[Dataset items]
★ ★ ★ ★ ★

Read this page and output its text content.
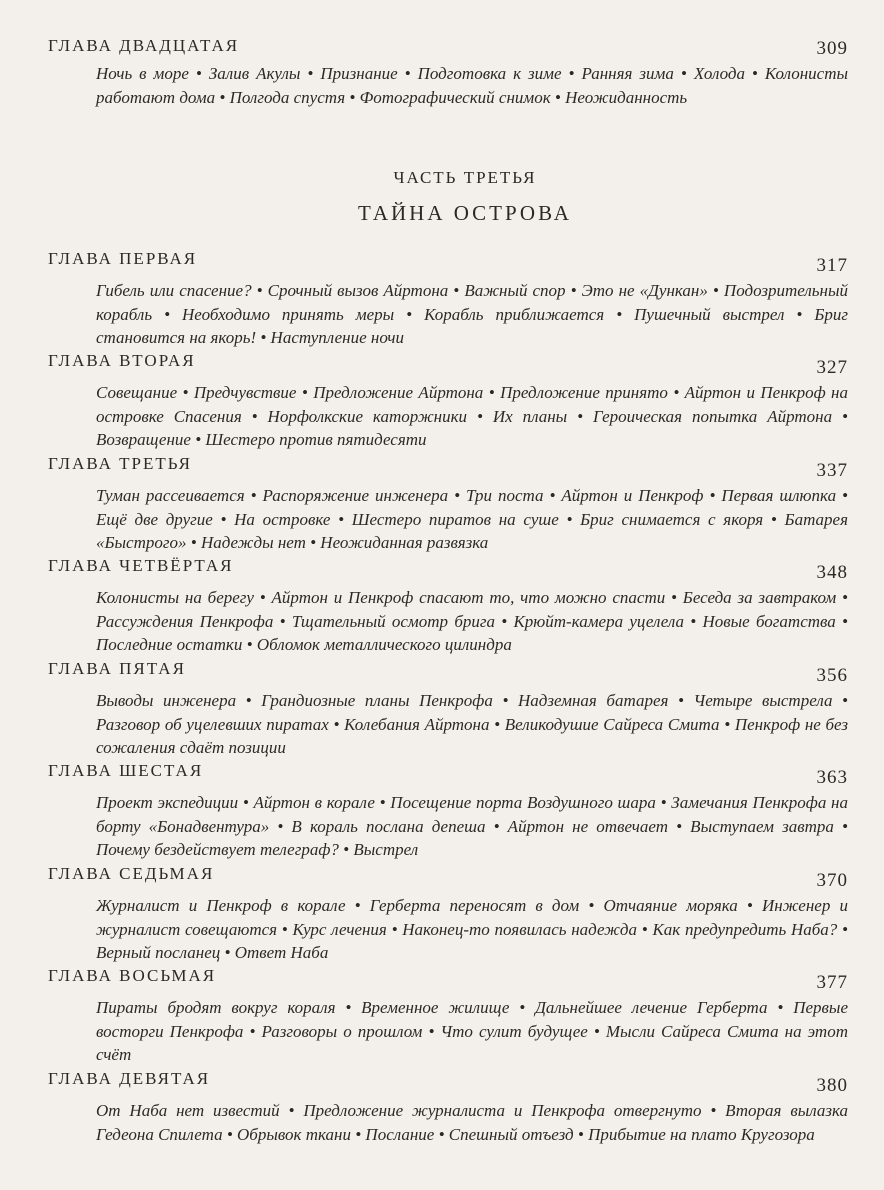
ГЛАВА ДВАДЦАТАЯ	309
Ночь в море • Залив Акулы • Признание • Подготовка к зиме • Ранняя зима • Холода • Колонисты работают дома • Полгода спустя • Фотографический снимок • Неожиданность
ЧАСТЬ ТРЕТЬЯ
ТАЙНА ОСТРОВА
ГЛАВА ПЕРВАЯ	317
Гибель или спасение? • Срочный вызов Айртона • Важный спор • Это не «Дункан» • Подозрительный корабль • Необходимо принять меры • Корабль приближается • Пушечный выстрел • Бриг становится на якорь! • Наступление ночи
ГЛАВА ВТОРАЯ	327
Совещание • Предчувствие • Предложение Айртона • Предложение принято • Айртон и Пенкроф на островке Спасения • Норфолкские каторжники • Их планы • Героическая попытка Айртона • Возвращение • Шестеро против пятидесяти
ГЛАВА ТРЕТЬЯ	337
Туман рассеивается • Распоряжение инженера • Три поста • Айртон и Пенкроф • Первая шлюпка • Ещё две другие • На островке • Шестеро пиратов на суше • Бриг снимается с якоря • Батарея «Быстрого» • Надежды нет • Неожиданная развязка
ГЛАВА ЧЕТВЁРТАЯ	348
Колонисты на берегу • Айртон и Пенкроф спасают то, что можно спасти • Беседа за завтраком • Рассуждения Пенкрофа • Тщательный осмотр брига • Крюйт-камера уцелела • Новые богатства • Последние остатки • Обломок металлического цилиндра
ГЛАВА ПЯТАЯ	356
Выводы инженера • Грандиозные планы Пенкрофа • Надземная батарея • Четыре выстрела • Разговор об уцелевших пиратах • Колебания Айртона • Великодушие Сайреса Смита • Пенкроф не без сожаления сдаёт позиции
ГЛАВА ШЕСТАЯ	363
Проект экспедиции • Айртон в корале • Посещение порта Воздушного шара • Замечания Пенкрофа на борту «Бонадвентура» • В кораль послана депеша • Айртон не отвечает • Выступаем завтра • Почему бездействует телеграф? • Выстрел
ГЛАВА СЕДЬМАЯ	370
Журналист и Пенкроф в корале • Герберта переносят в дом • Отчаяние моряка • Инженер и журналист совещаются • Курс лечения • Наконец-то появилась надежда • Как предупредить Наба? • Верный посланец • Ответ Наба
ГЛАВА ВОСЬМАЯ	377
Пираты бродят вокруг кораля • Временное жилище • Дальнейшее лечение Герберта • Первые восторги Пенкрофа • Разговоры о прошлом • Что сулит будущее • Мысли Сайреса Смита на этот счёт
ГЛАВА ДЕВЯТАЯ	380
От Наба нет известий • Предложение журналиста и Пенкрофа отвергнуто • Вторая вылазка Гедеона Спилета • Обрывок ткани • Послание • Спешный отъезд • Прибытие на плато Кругозора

★ ★ ★ ★ ★

▶ _Instructions for the task_: Without including any pictures, please restate all the records exactly.

▶ _Answer below_:
Read this page and output its text content.
ГЛАВА ДВАДЦАТАЯ	309
Ночь в море • Залив Акулы • Признание • Подготовка к зиме • Ранняя зима • Холода • Колонисты работают дома • Полгода спустя • Фотографический снимок • Неожиданность
ЧАСТЬ ТРЕТЬЯ
ТАЙНА ОСТРОВА
ГЛАВА ПЕРВАЯ	317
Гибель или спасение? • Срочный вызов Айртона • Важный спор • Это не «Дункан» • Подозрительный корабль • Необходимо принять меры • Корабль приближается • Пушечный выстрел • Бриг становится на якорь! • Наступление ночи
ГЛАВА ВТОРАЯ	327
Совещание • Предчувствие • Предложение Айртона • Предложение принято • Айртон и Пенкроф на островке Спасения • Норфолкские каторжники • Их планы • Героическая попытка Айртона • Возвращение • Шестеро против пятидесяти
ГЛАВА ТРЕТЬЯ	337
Туман рассеивается • Распоряжение инженера • Три поста • Айртон и Пенкроф • Первая шлюпка • Ещё две другие • На островке • Шестеро пиратов на суше • Бриг снимается с якоря • Батарея «Быстрого» • Надежды нет • Неожиданная развязка
ГЛАВА ЧЕТВЁРТАЯ	348
Колонисты на берегу • Айртон и Пенкроф спасают то, что можно спасти • Беседа за завтраком • Рассуждения Пенкрофа • Тщательный осмотр брига • Крюйт-камера уцелела • Новые богатства • Последние остатки • Обломок металлического цилиндра
ГЛАВА ПЯТАЯ	356
Выводы инженера • Грандиозные планы Пенкрофа • Надземная батарея • Четыре выстрела • Разговор об уцелевших пиратах • Колебания Айртона • Великодушие Сайреса Смита • Пенкроф не без сожаления сдаёт позиции
ГЛАВА ШЕСТАЯ	363
Проект экспедиции • Айртон в корале • Посещение порта Воздушного шара • Замечания Пенкрофа на борту «Бонадвентура» • В кораль послана депеша • Айртон не отвечает • Выступаем завтра • Почему бездействует телеграф? • Выстрел
ГЛАВА СЕДЬМАЯ	370
Журналист и Пенкроф в корале • Герберта переносят в дом • Отчаяние моряка • Инженер и журналист совещаются • Курс лечения • Наконец-то появилась надежда • Как предупредить Наба? • Верный посланец • Ответ Наба
ГЛАВА ВОСЬМАЯ	377
Пираты бродят вокруг кораля • Временное жилище • Дальнейшее лечение Герберта • Первые восторги Пенкрофа • Разговоры о прошлом • Что сулит будущее • Мысли Сайреса Смита на этот счёт
ГЛАВА ДЕВЯТАЯ	380
От Наба нет известий • Предложение журналиста и Пенкрофа отвергнуто • Вторая вылазка Гедеона Спилета • Обрывок ткани • Послание • Спешный отъезд • Прибытие на плато Кругозора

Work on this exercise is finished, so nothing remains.